** The problem **
In the material below, find every line with "time" and pull it out.

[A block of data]
▶
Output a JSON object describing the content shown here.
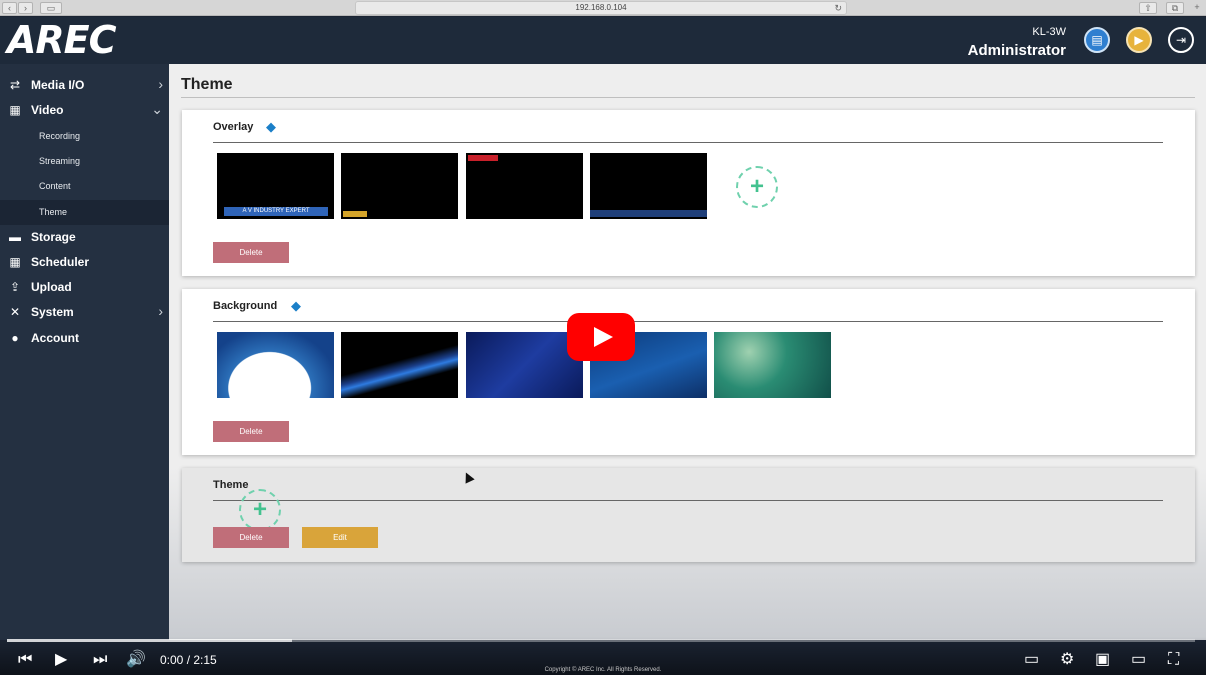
{
  "browser": {
    "url": "192.168.0.104"
  },
  "header": {
    "logo": "AREC",
    "model": "KL-3W",
    "user": "Administrator"
  },
  "sidebar": {
    "items": [
      {
        "label": "Media I/O"
      },
      {
        "label": "Video"
      },
      {
        "label": "Storage"
      },
      {
        "label": "Scheduler"
      },
      {
        "label": "Upload"
      },
      {
        "label": "System"
      },
      {
        "label": "Account"
      }
    ],
    "video_sub": [
      {
        "label": "Recording"
      },
      {
        "label": "Streaming"
      },
      {
        "label": "Content"
      },
      {
        "label": "Theme"
      }
    ]
  },
  "main": {
    "page_title": "Theme",
    "overlay": {
      "title": "Overlay",
      "thumb1_text": "A V INDUSTRY EXPERT",
      "delete_label": "Delete"
    },
    "background": {
      "title": "Background",
      "delete_label": "Delete"
    },
    "theme": {
      "title": "Theme",
      "delete_label": "Delete",
      "edit_label": "Edit"
    }
  },
  "player": {
    "time": "0:00 / 2:15",
    "progress_loaded": 0.24
  },
  "footer": {
    "copyright": "Copyright © AREC Inc. All Rights Reserved."
  }
}
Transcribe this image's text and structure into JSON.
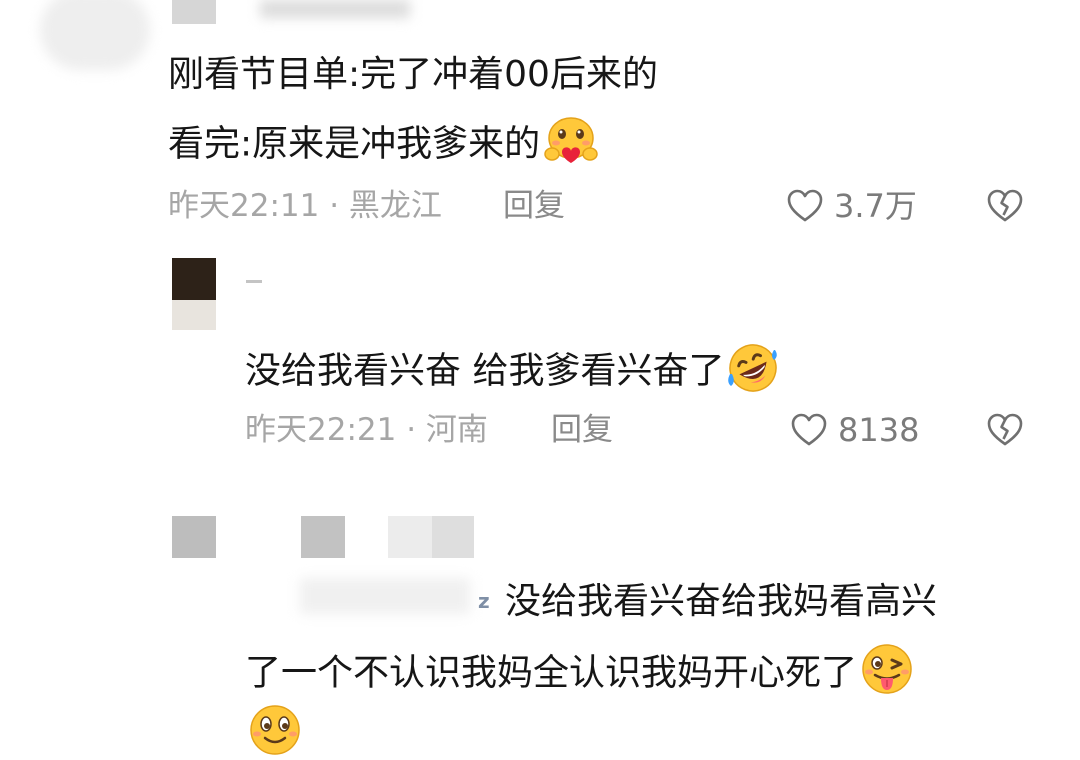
{
  "comments": [
    {
      "line1": "刚看节目单:完了冲着00后来的",
      "line2": "看完:原来是冲我爹来的",
      "emoji": "hugging-face",
      "time": "昨天22:11",
      "location": "黑龙江",
      "reply": "回复",
      "likes": "3.7万"
    },
    {
      "line1": "没给我看兴奋 给我爹看兴奋了",
      "emoji": "rolling-on-floor-laughing",
      "time": "昨天22:21",
      "location": "河南",
      "reply": "回复",
      "likes": "8138"
    },
    {
      "line1": "没给我看兴奋给我妈看高兴",
      "line2": "了一个不认识我妈全认识我妈开心死了",
      "emoji": "winking-tongue-face",
      "emoji2": "smiling-face",
      "mark": "z"
    }
  ],
  "separator": " · "
}
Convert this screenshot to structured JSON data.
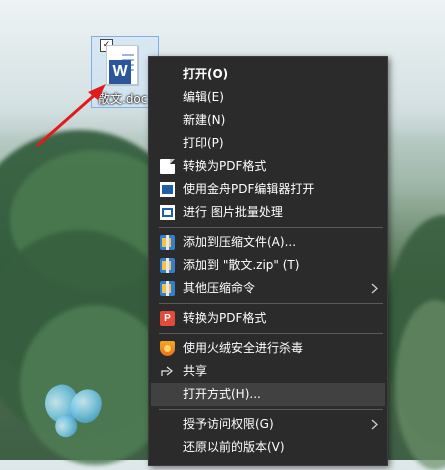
{
  "desktop": {
    "file_label": "散文.doc",
    "checkbox_mark": "✓",
    "word_badge": "W"
  },
  "context_menu": {
    "items": [
      {
        "label": "打开(O)",
        "icon": null,
        "bold": true
      },
      {
        "label": "编辑(E)",
        "icon": null
      },
      {
        "label": "新建(N)",
        "icon": null
      },
      {
        "label": "打印(P)",
        "icon": null
      },
      {
        "label": "转换为PDF格式",
        "icon": "document-icon"
      },
      {
        "label": "使用金舟PDF编辑器打开",
        "icon": "pdf-editor-icon"
      },
      {
        "label": "进行 图片批量处理",
        "icon": "image-batch-icon"
      },
      {
        "label": "添加到压缩文件(A)...",
        "icon": "archive-icon"
      },
      {
        "label": "添加到 \"散文.zip\" (T)",
        "icon": "archive-icon"
      },
      {
        "label": "其他压缩命令",
        "icon": "archive-icon",
        "submenu": true
      },
      {
        "label": "转换为PDF格式",
        "icon": "pdf-convert-icon",
        "icon_text": "P"
      },
      {
        "label": "使用火绒安全进行杀毒",
        "icon": "shield-icon"
      },
      {
        "label": "共享",
        "icon": "share-icon"
      },
      {
        "label": "打开方式(H)...",
        "icon": null,
        "highlighted": true
      },
      {
        "label": "授予访问权限(G)",
        "icon": null,
        "submenu": true
      },
      {
        "label": "还原以前的版本(V)",
        "icon": null
      }
    ]
  },
  "colors": {
    "menu_bg": "#2b2b2b",
    "menu_highlight": "#414141",
    "arrow": "#e01b1b"
  }
}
◀
** Complete response **
    "time": "0:00 / 2:15",
      "time": "昨天22:11",
      "time": "昨天22:21",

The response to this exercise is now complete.